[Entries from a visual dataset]
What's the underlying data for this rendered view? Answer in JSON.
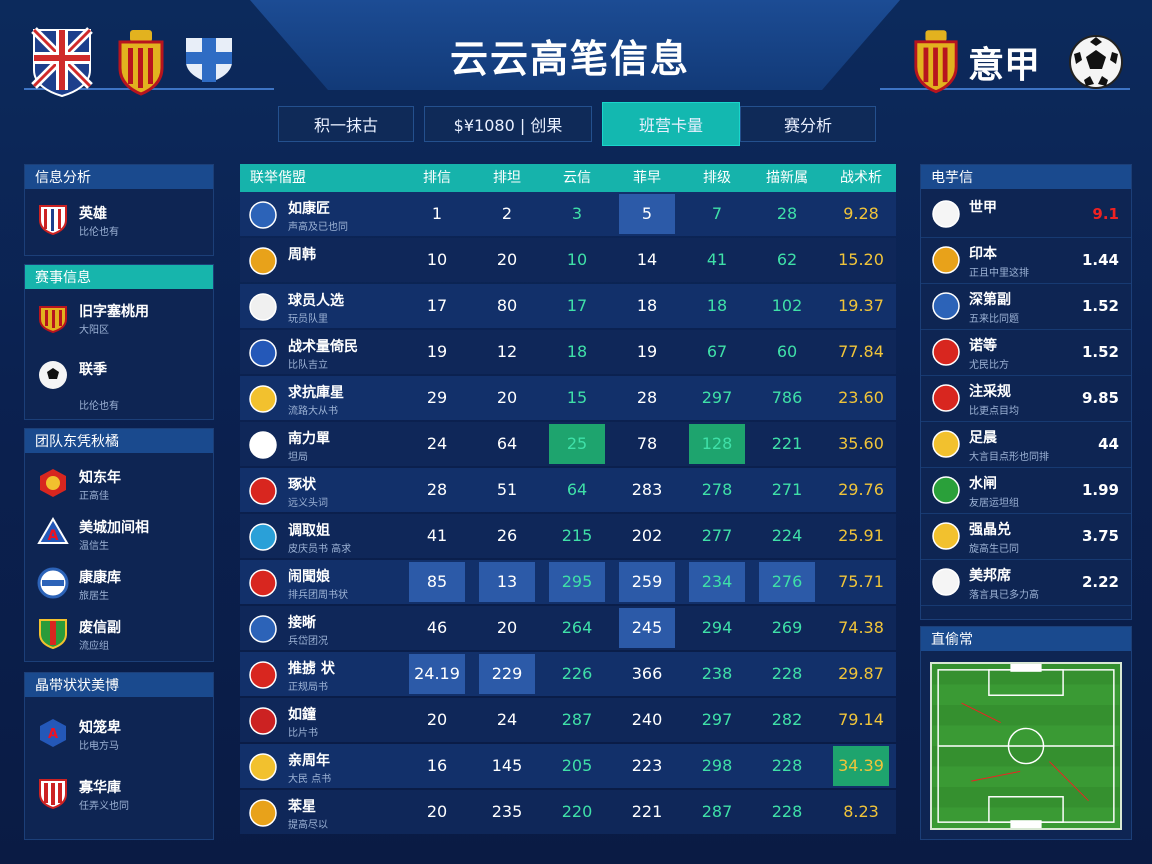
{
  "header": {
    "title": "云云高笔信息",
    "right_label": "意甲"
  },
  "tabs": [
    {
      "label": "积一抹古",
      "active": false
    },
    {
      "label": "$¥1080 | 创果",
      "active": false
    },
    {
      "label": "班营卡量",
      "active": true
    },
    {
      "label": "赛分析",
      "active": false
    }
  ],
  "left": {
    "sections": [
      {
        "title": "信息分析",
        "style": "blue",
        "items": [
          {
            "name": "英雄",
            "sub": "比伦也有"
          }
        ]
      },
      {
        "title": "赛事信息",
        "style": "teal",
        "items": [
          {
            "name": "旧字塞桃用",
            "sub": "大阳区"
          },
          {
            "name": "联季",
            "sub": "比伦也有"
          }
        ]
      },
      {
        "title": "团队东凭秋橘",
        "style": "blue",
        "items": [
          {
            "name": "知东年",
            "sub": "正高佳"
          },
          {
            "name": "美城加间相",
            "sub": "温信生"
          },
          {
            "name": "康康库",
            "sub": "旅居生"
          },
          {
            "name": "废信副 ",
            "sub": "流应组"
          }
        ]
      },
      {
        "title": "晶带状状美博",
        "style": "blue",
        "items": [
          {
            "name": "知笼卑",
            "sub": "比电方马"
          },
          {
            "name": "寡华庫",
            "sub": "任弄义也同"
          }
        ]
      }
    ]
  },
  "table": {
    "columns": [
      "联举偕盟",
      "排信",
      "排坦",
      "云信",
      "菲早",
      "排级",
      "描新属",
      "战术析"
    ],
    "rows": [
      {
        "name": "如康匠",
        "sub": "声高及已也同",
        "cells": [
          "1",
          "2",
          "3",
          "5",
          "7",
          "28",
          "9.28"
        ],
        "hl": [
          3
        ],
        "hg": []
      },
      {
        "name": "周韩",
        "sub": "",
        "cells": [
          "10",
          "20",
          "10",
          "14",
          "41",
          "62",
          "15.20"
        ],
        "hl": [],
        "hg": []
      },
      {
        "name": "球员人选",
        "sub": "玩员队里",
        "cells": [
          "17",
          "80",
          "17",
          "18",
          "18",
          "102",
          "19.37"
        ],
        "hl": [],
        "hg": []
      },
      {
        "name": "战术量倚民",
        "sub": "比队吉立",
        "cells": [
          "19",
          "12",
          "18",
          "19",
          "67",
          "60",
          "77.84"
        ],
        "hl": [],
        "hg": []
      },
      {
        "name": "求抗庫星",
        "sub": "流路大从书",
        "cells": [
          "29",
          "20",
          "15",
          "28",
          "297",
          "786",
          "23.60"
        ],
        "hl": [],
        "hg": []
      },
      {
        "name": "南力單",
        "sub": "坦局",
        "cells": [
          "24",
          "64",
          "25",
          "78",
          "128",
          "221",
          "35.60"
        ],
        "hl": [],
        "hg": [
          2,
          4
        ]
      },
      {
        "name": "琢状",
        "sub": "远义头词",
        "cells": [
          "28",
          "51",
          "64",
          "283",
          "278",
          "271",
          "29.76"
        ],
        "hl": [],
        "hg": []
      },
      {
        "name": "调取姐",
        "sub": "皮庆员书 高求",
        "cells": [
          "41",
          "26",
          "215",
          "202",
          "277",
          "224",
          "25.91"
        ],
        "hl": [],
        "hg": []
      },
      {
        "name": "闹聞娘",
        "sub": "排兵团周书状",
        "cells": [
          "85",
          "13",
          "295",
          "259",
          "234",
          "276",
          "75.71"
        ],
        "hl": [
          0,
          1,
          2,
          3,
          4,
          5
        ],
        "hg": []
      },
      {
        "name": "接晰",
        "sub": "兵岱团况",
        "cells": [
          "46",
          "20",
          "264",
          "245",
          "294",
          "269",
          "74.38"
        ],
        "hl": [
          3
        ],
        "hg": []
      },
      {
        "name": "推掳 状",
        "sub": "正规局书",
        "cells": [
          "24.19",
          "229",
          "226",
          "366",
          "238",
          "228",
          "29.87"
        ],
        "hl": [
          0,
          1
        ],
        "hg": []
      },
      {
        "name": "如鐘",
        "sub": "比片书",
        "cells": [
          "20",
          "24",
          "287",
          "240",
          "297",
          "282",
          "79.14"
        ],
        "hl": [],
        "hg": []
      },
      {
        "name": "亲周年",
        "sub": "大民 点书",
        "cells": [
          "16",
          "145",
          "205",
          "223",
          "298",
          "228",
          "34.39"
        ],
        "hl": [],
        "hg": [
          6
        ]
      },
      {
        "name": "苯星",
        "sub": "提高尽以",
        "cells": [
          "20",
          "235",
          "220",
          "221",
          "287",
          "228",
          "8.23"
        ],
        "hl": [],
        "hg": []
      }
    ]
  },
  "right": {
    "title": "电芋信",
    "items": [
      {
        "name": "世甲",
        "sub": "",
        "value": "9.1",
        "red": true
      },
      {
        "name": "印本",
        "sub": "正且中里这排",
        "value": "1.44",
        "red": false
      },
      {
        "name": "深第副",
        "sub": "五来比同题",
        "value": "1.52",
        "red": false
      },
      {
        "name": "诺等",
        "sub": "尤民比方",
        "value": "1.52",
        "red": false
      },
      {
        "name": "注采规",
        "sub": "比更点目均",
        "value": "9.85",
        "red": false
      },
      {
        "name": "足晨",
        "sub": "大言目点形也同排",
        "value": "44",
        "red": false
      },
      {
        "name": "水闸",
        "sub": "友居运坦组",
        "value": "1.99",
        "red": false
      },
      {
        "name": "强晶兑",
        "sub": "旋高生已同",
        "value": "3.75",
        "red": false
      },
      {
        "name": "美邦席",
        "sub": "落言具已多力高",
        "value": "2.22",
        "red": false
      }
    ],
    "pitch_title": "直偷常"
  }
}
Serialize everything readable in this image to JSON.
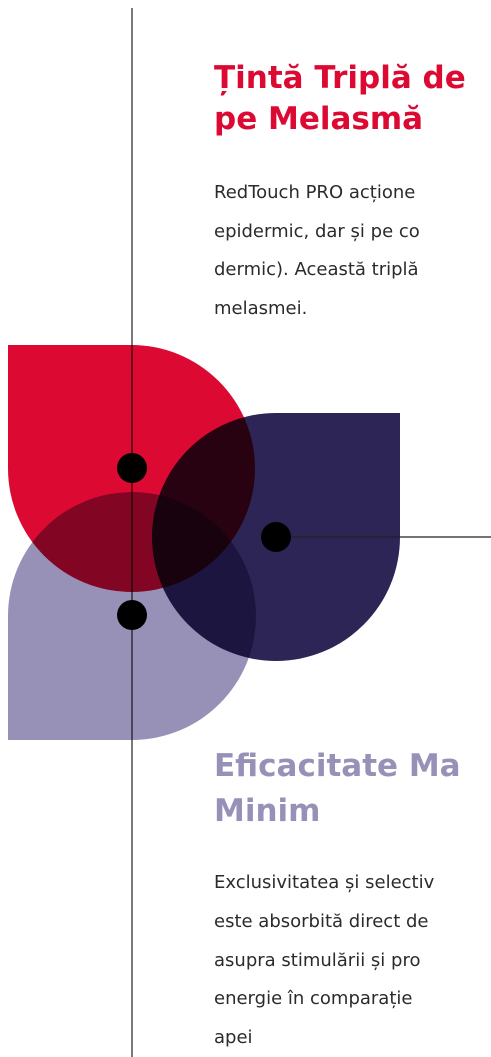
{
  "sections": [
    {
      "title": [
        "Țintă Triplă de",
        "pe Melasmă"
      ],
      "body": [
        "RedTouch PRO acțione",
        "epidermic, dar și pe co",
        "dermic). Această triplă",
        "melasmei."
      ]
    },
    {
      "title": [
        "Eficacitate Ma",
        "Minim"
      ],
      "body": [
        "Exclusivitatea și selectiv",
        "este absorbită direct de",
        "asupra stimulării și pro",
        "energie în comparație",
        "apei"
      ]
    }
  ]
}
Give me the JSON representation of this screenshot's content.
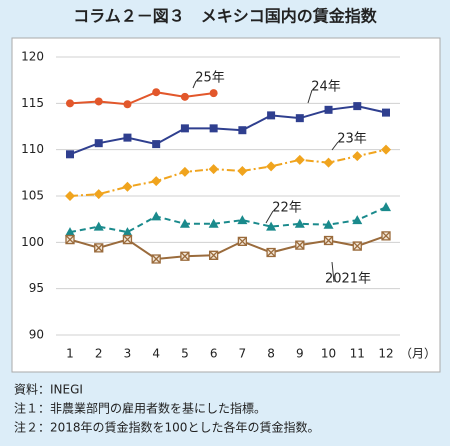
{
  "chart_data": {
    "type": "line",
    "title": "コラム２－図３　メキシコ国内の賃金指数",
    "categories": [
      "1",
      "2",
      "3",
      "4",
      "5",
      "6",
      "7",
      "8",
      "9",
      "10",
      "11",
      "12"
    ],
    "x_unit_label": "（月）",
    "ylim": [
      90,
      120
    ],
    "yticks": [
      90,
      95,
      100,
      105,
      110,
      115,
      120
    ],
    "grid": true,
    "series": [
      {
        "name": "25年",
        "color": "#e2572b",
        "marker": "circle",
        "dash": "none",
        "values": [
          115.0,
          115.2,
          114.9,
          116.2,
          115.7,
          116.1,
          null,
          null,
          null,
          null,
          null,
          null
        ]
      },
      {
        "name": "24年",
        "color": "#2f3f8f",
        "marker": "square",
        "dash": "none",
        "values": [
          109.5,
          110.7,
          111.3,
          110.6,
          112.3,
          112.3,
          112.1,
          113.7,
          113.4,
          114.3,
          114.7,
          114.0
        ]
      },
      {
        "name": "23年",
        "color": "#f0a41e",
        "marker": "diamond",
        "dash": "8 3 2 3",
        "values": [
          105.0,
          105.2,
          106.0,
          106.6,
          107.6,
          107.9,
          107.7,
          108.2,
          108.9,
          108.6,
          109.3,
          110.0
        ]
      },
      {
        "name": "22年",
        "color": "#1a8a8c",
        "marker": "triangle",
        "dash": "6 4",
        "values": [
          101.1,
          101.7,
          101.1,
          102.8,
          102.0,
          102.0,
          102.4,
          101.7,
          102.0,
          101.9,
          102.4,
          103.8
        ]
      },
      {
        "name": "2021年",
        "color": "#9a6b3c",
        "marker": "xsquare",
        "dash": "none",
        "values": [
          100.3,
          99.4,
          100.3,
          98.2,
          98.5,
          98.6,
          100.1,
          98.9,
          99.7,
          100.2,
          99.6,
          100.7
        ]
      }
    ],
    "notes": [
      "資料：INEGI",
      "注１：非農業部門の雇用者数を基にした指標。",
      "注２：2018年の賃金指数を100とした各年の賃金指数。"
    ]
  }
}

(GOAL OF THE EXERCISE)
Locate the lines above that contain "this" and copy them.

(ANSWER TO THE PROBLEM)
What's the underlying data for this rendered view? Answer in JSON.
Serialize everything readable in this image to JSON.
Give me the JSON representation of this screenshot's content.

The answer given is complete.